- _Your objective_
Gather up all lines that carry the word "treden".

* * * * *

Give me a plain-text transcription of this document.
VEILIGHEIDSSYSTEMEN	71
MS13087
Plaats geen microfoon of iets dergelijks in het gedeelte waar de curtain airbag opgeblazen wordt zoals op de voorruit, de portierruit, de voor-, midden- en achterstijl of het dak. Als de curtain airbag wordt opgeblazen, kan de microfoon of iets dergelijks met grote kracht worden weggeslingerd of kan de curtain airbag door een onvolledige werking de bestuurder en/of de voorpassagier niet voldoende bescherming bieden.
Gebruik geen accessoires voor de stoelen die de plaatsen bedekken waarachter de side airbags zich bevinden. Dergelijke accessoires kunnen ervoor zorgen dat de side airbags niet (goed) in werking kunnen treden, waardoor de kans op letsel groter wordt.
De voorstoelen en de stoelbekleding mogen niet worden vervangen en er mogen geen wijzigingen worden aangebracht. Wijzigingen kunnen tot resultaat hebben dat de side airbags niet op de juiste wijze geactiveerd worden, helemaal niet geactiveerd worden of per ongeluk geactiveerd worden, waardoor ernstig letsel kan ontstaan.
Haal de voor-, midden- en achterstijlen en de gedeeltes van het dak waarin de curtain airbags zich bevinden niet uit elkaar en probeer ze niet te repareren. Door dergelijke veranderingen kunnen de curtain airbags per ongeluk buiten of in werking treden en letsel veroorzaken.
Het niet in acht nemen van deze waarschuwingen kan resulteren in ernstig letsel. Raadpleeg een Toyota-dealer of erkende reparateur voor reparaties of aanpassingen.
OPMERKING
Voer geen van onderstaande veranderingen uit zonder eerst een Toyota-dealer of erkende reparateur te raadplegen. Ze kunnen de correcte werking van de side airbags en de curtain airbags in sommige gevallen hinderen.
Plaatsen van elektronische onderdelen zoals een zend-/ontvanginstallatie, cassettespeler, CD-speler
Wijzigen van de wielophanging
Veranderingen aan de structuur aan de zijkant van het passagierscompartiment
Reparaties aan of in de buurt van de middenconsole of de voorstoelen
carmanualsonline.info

* * * * *

- _Answer to this exercise_
Gebruik geen accessoires voor de stoelen die de plaatsen bedekken waarachter de side airbags zich bevinden. Dergelijke accessoires kunnen ervoor zorgen dat de side airbags niet (goed) in werking kunnen treden, waardoor de kans op letsel groter wordt.
Haal de voor-, midden- en achterstijlen en de gedeeltes van het dak waarin de curtain airbags zich bevinden niet uit elkaar en probeer ze niet te repareren. Door dergelijke veranderingen kunnen de curtain airbags per ongeluk buiten of in werking treden en letsel veroorzaken.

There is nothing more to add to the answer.